Rows from a dataset:
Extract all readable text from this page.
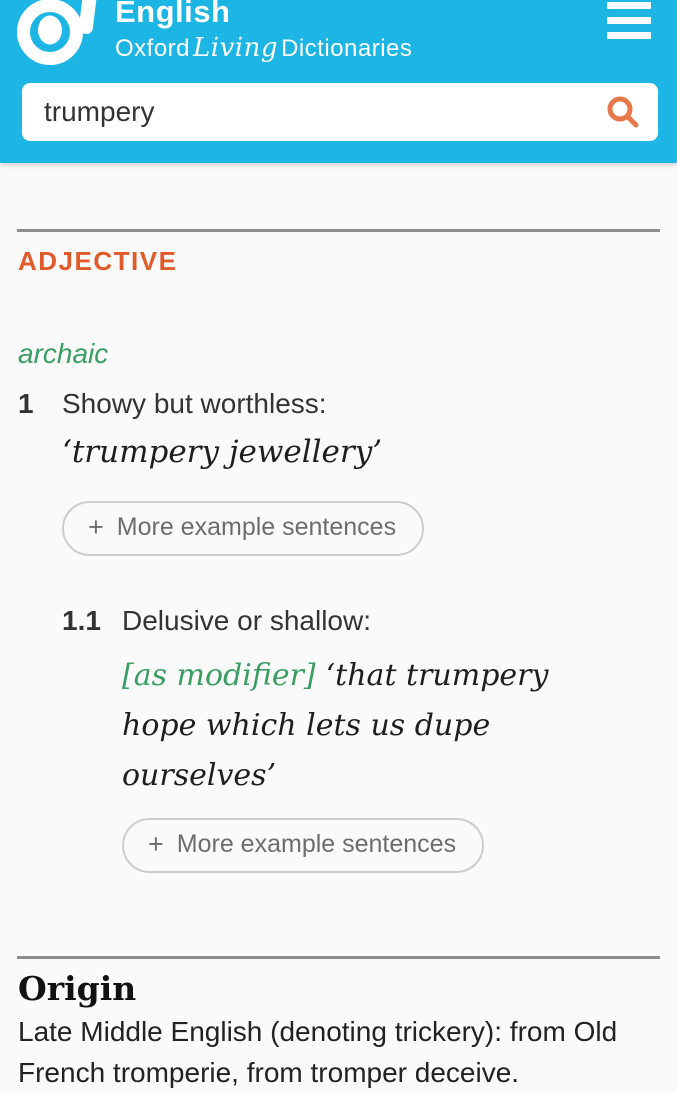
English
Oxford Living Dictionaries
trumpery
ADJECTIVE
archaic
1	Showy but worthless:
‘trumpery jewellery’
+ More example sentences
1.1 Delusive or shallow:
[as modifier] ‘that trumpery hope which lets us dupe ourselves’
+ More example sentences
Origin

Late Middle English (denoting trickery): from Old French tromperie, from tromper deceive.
--
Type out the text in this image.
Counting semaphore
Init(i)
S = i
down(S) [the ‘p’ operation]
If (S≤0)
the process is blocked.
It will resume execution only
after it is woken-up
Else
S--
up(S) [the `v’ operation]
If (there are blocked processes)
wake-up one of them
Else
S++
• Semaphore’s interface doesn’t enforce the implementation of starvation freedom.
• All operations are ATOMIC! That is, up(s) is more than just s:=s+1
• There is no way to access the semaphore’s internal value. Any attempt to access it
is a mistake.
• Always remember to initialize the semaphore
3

■ **WHAT YOU NEED TO DO**
Copy each line that holds the word "trumpery".

■ **SOLUTION FOR THIS TASK**
trumpery
‘trumpery jewellery’
[as modifier] ‘that trumpery hope which lets us dupe ourselves’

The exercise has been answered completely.